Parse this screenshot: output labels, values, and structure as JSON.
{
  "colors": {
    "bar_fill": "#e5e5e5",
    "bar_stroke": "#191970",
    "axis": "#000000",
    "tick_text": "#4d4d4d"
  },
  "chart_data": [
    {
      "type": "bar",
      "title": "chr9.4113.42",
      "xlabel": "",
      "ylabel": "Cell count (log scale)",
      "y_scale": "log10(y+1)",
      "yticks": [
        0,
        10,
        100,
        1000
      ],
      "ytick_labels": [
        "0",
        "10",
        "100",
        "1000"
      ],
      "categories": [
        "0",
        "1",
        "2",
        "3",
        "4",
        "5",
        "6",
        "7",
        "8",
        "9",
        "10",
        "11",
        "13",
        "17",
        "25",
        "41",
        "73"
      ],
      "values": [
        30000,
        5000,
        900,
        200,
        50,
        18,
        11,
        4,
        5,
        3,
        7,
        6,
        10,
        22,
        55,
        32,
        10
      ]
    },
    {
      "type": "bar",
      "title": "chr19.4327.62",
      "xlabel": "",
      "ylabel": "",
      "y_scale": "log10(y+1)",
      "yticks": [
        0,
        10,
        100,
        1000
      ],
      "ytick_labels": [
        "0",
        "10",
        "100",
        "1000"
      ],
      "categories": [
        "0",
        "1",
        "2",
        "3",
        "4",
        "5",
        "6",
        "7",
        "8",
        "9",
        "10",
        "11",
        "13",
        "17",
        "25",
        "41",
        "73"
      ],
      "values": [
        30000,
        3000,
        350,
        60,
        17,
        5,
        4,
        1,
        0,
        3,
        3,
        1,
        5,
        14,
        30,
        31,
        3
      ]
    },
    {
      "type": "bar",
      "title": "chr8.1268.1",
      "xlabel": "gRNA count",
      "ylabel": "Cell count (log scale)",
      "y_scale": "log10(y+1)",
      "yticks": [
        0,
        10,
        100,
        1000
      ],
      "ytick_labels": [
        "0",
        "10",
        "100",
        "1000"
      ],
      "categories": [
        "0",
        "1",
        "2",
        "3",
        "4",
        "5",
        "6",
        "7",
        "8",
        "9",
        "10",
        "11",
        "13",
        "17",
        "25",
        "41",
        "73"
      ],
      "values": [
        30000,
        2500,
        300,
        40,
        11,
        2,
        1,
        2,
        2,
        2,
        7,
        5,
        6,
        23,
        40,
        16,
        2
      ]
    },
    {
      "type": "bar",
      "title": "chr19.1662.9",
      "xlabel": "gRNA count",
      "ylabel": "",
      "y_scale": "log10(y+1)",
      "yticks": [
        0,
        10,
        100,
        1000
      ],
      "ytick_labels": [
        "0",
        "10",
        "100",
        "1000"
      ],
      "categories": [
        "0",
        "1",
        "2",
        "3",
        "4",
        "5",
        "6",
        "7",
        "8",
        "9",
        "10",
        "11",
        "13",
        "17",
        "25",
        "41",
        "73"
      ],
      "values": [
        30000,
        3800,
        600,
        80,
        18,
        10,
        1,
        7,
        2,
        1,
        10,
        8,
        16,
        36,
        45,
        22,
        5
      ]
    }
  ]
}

**Task**
Reproduce the material precisely, including every line.

**Result**
Parse this screenshot: output labels, values, and structure as JSON.
{
  "colors": {
    "bar_fill": "#e5e5e5",
    "bar_stroke": "#191970",
    "axis": "#000000",
    "tick_text": "#4d4d4d"
  },
  "chart_data": [
    {
      "type": "bar",
      "title": "chr9.4113.42",
      "xlabel": "",
      "ylabel": "Cell count (log scale)",
      "y_scale": "log10(y+1)",
      "yticks": [
        0,
        10,
        100,
        1000
      ],
      "ytick_labels": [
        "0",
        "10",
        "100",
        "1000"
      ],
      "categories": [
        "0",
        "1",
        "2",
        "3",
        "4",
        "5",
        "6",
        "7",
        "8",
        "9",
        "10",
        "11",
        "13",
        "17",
        "25",
        "41",
        "73"
      ],
      "values": [
        30000,
        5000,
        900,
        200,
        50,
        18,
        11,
        4,
        5,
        3,
        7,
        6,
        10,
        22,
        55,
        32,
        10
      ]
    },
    {
      "type": "bar",
      "title": "chr19.4327.62",
      "xlabel": "",
      "ylabel": "",
      "y_scale": "log10(y+1)",
      "yticks": [
        0,
        10,
        100,
        1000
      ],
      "ytick_labels": [
        "0",
        "10",
        "100",
        "1000"
      ],
      "categories": [
        "0",
        "1",
        "2",
        "3",
        "4",
        "5",
        "6",
        "7",
        "8",
        "9",
        "10",
        "11",
        "13",
        "17",
        "25",
        "41",
        "73"
      ],
      "values": [
        30000,
        3000,
        350,
        60,
        17,
        5,
        4,
        1,
        0,
        3,
        3,
        1,
        5,
        14,
        30,
        31,
        3
      ]
    },
    {
      "type": "bar",
      "title": "chr8.1268.1",
      "xlabel": "gRNA count",
      "ylabel": "Cell count (log scale)",
      "y_scale": "log10(y+1)",
      "yticks": [
        0,
        10,
        100,
        1000
      ],
      "ytick_labels": [
        "0",
        "10",
        "100",
        "1000"
      ],
      "categories": [
        "0",
        "1",
        "2",
        "3",
        "4",
        "5",
        "6",
        "7",
        "8",
        "9",
        "10",
        "11",
        "13",
        "17",
        "25",
        "41",
        "73"
      ],
      "values": [
        30000,
        2500,
        300,
        40,
        11,
        2,
        1,
        2,
        2,
        2,
        7,
        5,
        6,
        23,
        40,
        16,
        2
      ]
    },
    {
      "type": "bar",
      "title": "chr19.1662.9",
      "xlabel": "gRNA count",
      "ylabel": "",
      "y_scale": "log10(y+1)",
      "yticks": [
        0,
        10,
        100,
        1000
      ],
      "ytick_labels": [
        "0",
        "10",
        "100",
        "1000"
      ],
      "categories": [
        "0",
        "1",
        "2",
        "3",
        "4",
        "5",
        "6",
        "7",
        "8",
        "9",
        "10",
        "11",
        "13",
        "17",
        "25",
        "41",
        "73"
      ],
      "values": [
        30000,
        3800,
        600,
        80,
        18,
        10,
        1,
        7,
        2,
        1,
        10,
        8,
        16,
        36,
        45,
        22,
        5
      ]
    }
  ]
}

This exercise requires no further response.